= Description of the task =
Write out the full listing exactly as given, minus the images.

▼

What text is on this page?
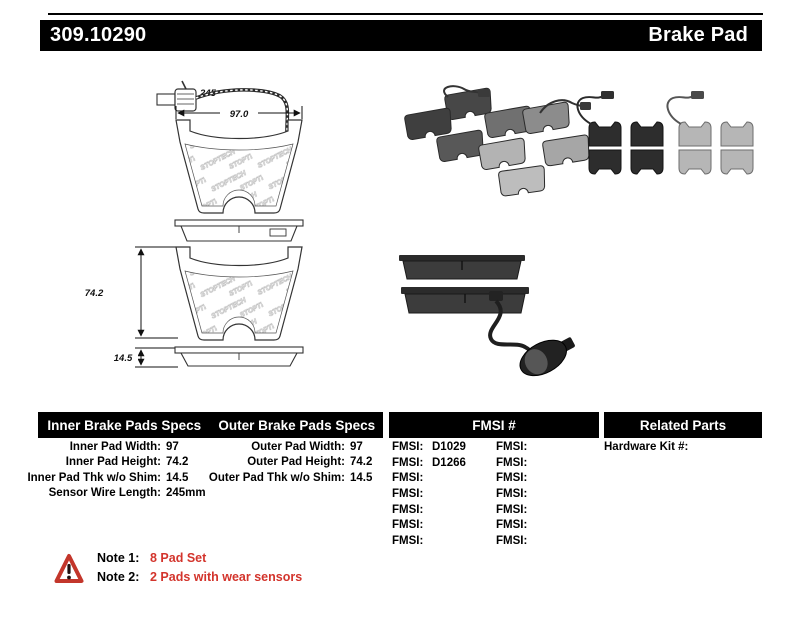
309.10290	Brake Pad
245
97.0
74.2
14.5
Inner Brake Pads Specs	Outer Brake Pads Specs	FMSI #	Related Parts
Inner Pad Width: 97
Inner Pad Height: 74.2
Inner Pad Thk w/o Shim: 14.5
Sensor Wire Length: 245mm
Outer Pad Width: 97
Outer Pad Height: 74.2
Outer Pad Thk w/o Shim: 14.5
FMSI: D1029
FMSI: D1266
FMSI:
FMSI:
FMSI:
FMSI:
FMSI:
FMSI:
FMSI:
FMSI:
FMSI:
FMSI:
FMSI:
FMSI:
Hardware Kit #:
Note 1: 8 Pad Set
Note 2: 2 Pads with wear sensors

▲

= Output for this exercise =
What text is on this page?
309.10290	Brake Pad
245
97.0
74.2
14.5
Inner Brake Pads Specs	Outer Brake Pads Specs	FMSI #	Related Parts
Inner Pad Width: 97
Inner Pad Height: 74.2
Inner Pad Thk w/o Shim: 14.5
Sensor Wire Length: 245mm
Outer Pad Width: 97
Outer Pad Height: 74.2
Outer Pad Thk w/o Shim: 14.5
FMSI: D1029
FMSI: D1266
FMSI:
FMSI:
FMSI:
FMSI:
FMSI:
FMSI:
FMSI:
FMSI:
FMSI:
FMSI:
FMSI:
FMSI:
Hardware Kit #:
Note 1: 8 Pad Set
Note 2: 2 Pads with wear sensors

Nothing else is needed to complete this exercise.